— BEGIN Data in this exercise —

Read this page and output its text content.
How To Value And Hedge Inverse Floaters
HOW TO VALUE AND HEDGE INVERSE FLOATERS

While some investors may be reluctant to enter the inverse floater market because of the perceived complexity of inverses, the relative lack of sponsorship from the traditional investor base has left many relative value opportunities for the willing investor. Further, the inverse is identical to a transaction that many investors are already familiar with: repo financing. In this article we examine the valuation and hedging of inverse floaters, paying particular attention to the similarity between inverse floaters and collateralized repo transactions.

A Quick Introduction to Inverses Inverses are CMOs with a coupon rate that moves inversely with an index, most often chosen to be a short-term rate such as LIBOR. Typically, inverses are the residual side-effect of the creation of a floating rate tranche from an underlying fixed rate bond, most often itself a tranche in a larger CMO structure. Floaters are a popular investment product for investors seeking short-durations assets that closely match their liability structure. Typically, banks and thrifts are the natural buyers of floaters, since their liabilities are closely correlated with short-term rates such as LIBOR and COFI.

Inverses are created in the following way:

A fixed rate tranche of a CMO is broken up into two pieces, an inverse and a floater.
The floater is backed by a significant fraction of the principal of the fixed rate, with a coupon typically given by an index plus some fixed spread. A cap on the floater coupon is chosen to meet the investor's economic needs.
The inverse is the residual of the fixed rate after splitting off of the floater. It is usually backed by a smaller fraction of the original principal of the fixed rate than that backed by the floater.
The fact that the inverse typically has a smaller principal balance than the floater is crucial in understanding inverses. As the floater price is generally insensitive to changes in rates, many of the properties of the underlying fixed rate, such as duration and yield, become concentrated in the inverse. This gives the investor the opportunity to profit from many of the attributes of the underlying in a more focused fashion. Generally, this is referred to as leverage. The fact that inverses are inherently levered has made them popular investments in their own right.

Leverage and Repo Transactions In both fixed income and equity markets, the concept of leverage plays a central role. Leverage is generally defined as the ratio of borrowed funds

— END Data in this exercise —

Every entry above needs to be quoted exactly.

Read this page and output its text content.
How To Value And Hedge Inverse Floaters
HOW TO VALUE AND HEDGE INVERSE FLOATERS

While some investors may be reluctant to enter the inverse floater market because of the perceived complexity of inverses, the relative lack of sponsorship from the traditional investor base has left many relative value opportunities for the willing investor. Further, the inverse is identical to a transaction that many investors are already familiar with: repo financing. In this article we examine the valuation and hedging of inverse floaters, paying particular attention to the similarity between inverse floaters and collateralized repo transactions.

A Quick Introduction to Inverses Inverses are CMOs with a coupon rate that moves inversely with an index, most often chosen to be a short-term rate such as LIBOR. Typically, inverses are the residual side-effect of the creation of a floating rate tranche from an underlying fixed rate bond, most often itself a tranche in a larger CMO structure. Floaters are a popular investment product for investors seeking short-durations assets that closely match their liability structure. Typically, banks and thrifts are the natural buyers of floaters, since their liabilities are closely correlated with short-term rates such as LIBOR and COFI.

Inverses are created in the following way:

A fixed rate tranche of a CMO is broken up into two pieces, an inverse and a floater.
The floater is backed by a significant fraction of the principal of the fixed rate, with a coupon typically given by an index plus some fixed spread. A cap on the floater coupon is chosen to meet the investor's economic needs.
The inverse is the residual of the fixed rate after splitting off of the floater. It is usually backed by a smaller fraction of the original principal of the fixed rate than that backed by the floater.
The fact that the inverse typically has a smaller principal balance than the floater is crucial in understanding inverses. As the floater price is generally insensitive to changes in rates, many of the properties of the underlying fixed rate, such as duration and yield, become concentrated in the inverse. This gives the investor the opportunity to profit from many of the attributes of the underlying in a more focused fashion. Generally, this is referred to as leverage. The fact that inverses are inherently levered has made them popular investments in their own right.

Leverage and Repo Transactions In both fixed income and equity markets, the concept of leverage plays a central role. Leverage is generally defined as the ratio of borrowed funds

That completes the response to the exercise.